- TASK TO COMPLETE -
Extract every line that contains the string "أحمد".

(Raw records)
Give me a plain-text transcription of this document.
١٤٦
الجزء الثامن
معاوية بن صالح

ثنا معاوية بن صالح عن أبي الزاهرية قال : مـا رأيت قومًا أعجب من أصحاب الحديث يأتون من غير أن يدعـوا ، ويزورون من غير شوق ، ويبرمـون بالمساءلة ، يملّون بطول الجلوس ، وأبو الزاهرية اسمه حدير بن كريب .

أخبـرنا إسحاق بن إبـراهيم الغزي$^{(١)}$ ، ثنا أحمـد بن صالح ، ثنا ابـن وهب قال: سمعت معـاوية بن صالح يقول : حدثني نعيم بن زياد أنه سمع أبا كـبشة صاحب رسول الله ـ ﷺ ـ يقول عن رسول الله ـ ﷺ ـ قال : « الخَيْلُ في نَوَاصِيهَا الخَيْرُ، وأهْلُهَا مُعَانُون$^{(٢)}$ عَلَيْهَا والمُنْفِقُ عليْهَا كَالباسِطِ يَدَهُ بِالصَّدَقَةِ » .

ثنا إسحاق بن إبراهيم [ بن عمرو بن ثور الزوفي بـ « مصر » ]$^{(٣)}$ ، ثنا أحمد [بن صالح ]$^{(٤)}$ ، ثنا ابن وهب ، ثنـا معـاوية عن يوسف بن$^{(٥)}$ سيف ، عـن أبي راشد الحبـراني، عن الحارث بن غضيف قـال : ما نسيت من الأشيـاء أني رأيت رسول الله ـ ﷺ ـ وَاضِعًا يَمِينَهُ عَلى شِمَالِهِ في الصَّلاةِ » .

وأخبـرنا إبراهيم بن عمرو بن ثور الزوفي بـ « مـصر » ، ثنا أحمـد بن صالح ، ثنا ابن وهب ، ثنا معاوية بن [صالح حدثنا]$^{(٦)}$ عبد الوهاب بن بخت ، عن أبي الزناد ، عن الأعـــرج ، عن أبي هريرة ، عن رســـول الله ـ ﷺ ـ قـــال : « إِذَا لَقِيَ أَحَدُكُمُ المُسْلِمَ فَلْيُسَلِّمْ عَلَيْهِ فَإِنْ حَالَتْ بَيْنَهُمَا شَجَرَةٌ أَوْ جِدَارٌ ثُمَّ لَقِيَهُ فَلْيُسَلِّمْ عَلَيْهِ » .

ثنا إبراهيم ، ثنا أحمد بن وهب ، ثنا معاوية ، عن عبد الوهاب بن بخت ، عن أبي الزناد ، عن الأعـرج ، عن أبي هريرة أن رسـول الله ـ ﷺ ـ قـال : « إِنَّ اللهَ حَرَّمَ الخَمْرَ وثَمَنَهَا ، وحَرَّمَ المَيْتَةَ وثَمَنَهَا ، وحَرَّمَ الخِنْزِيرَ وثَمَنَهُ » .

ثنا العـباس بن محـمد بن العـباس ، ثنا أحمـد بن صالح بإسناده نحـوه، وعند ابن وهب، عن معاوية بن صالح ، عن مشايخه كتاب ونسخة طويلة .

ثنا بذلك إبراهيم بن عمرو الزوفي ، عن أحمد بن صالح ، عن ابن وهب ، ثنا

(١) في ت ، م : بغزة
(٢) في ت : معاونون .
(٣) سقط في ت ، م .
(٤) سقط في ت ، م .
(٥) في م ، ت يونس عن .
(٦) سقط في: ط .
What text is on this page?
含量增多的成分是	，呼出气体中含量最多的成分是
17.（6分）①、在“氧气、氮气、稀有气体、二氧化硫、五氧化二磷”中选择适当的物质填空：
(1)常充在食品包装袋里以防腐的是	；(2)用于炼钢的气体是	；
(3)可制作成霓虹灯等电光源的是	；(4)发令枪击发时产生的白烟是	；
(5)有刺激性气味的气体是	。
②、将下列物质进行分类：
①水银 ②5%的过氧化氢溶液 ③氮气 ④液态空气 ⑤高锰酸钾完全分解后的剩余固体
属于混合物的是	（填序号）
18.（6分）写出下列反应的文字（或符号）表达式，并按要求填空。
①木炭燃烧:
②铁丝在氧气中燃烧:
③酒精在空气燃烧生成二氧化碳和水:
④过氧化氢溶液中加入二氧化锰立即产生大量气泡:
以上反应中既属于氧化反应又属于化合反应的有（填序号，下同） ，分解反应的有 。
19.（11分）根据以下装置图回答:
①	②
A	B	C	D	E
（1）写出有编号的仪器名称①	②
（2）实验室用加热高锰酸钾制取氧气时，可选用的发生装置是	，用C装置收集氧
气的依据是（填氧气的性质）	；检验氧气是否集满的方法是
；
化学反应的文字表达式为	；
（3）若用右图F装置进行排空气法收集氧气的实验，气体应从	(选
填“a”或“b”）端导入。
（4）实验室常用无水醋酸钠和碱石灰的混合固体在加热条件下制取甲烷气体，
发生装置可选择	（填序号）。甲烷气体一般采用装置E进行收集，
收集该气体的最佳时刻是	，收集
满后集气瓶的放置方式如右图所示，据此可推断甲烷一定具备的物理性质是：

- RIGHT ANSWER -
ثنا إسحاق بن إبراهيم [ بن عمرو بن ثور الزوفي بـ « مصر » ]$^{(٣)}$ ، ثنا أحمد [بن صالح ]$^{(٤)}$ ، ثنا ابن وهب ، ثنـا معـاوية عن يوسف بن$^{(٥)}$ سيف ، عـن أبي راشد الحبـراني، عن الحارث بن غضيف قـال : ما نسيت من الأشيـاء أني رأيت رسول الله ـ ﷺ ـ وَاضِعًا يَمِينَهُ عَلى شِمَالِهِ في الصَّلاةِ » .
ثنا إبراهيم ، ثنا أحمد بن وهب ، ثنا معاوية ، عن عبد الوهاب بن بخت ، عن أبي الزناد ، عن الأعـرج ، عن أبي هريرة أن رسـول الله ـ ﷺ ـ قـال : « إِنَّ اللهَ حَرَّمَ الخَمْرَ وثَمَنَهَا ، وحَرَّمَ المَيْتَةَ وثَمَنَهَا ، وحَرَّمَ الخِنْزِيرَ وثَمَنَهُ » .
ثنا بذلك إبراهيم بن عمرو الزوفي ، عن أحمد بن صالح ، عن ابن وهب ، ثنا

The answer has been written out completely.